Data shown
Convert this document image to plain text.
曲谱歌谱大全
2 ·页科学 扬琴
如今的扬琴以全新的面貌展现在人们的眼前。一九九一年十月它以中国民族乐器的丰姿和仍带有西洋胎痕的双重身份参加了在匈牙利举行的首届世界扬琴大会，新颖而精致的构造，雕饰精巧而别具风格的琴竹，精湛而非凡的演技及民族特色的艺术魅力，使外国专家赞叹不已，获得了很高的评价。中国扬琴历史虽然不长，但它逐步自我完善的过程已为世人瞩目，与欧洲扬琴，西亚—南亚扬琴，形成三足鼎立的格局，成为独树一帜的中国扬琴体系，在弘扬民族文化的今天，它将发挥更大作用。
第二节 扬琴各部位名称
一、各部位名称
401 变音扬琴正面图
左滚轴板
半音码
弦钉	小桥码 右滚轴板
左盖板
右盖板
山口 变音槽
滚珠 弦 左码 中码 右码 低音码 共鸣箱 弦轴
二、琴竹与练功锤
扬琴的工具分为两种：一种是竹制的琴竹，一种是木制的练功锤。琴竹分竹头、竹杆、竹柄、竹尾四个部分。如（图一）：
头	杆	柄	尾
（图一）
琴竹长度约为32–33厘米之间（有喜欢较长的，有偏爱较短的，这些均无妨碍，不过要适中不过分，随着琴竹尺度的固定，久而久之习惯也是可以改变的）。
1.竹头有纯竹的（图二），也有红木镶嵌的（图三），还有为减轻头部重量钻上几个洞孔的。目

Problem to solve
Type out all of the material again, word for word.

The reply
Convert this document image to plain text.
曲谱歌谱大全
2 ·页科学 扬琴
如今的扬琴以全新的面貌展现在人们的眼前。一九九一年十月它以中国民族乐器的丰姿和仍带有西洋胎痕的双重身份参加了在匈牙利举行的首届世界扬琴大会，新颖而精致的构造，雕饰精巧而别具风格的琴竹，精湛而非凡的演技及民族特色的艺术魅力，使外国专家赞叹不已，获得了很高的评价。中国扬琴历史虽然不长，但它逐步自我完善的过程已为世人瞩目，与欧洲扬琴，西亚—南亚扬琴，形成三足鼎立的格局，成为独树一帜的中国扬琴体系，在弘扬民族文化的今天，它将发挥更大作用。
第二节 扬琴各部位名称
一、各部位名称
401 变音扬琴正面图
左滚轴板
半音码
弦钉	小桥码 右滚轴板
左盖板
右盖板
山口 变音槽
滚珠 弦 左码 中码 右码 低音码 共鸣箱 弦轴
二、琴竹与练功锤
扬琴的工具分为两种：一种是竹制的琴竹，一种是木制的练功锤。琴竹分竹头、竹杆、竹柄、竹尾四个部分。如（图一）：
头	杆	柄	尾
（图一）
琴竹长度约为32–33厘米之间（有喜欢较长的，有偏爱较短的，这些均无妨碍，不过要适中不过分，随着琴竹尺度的固定，久而久之习惯也是可以改变的）。
1.竹头有纯竹的（图二），也有红木镶嵌的（图三），还有为减轻头部重量钻上几个洞孔的。目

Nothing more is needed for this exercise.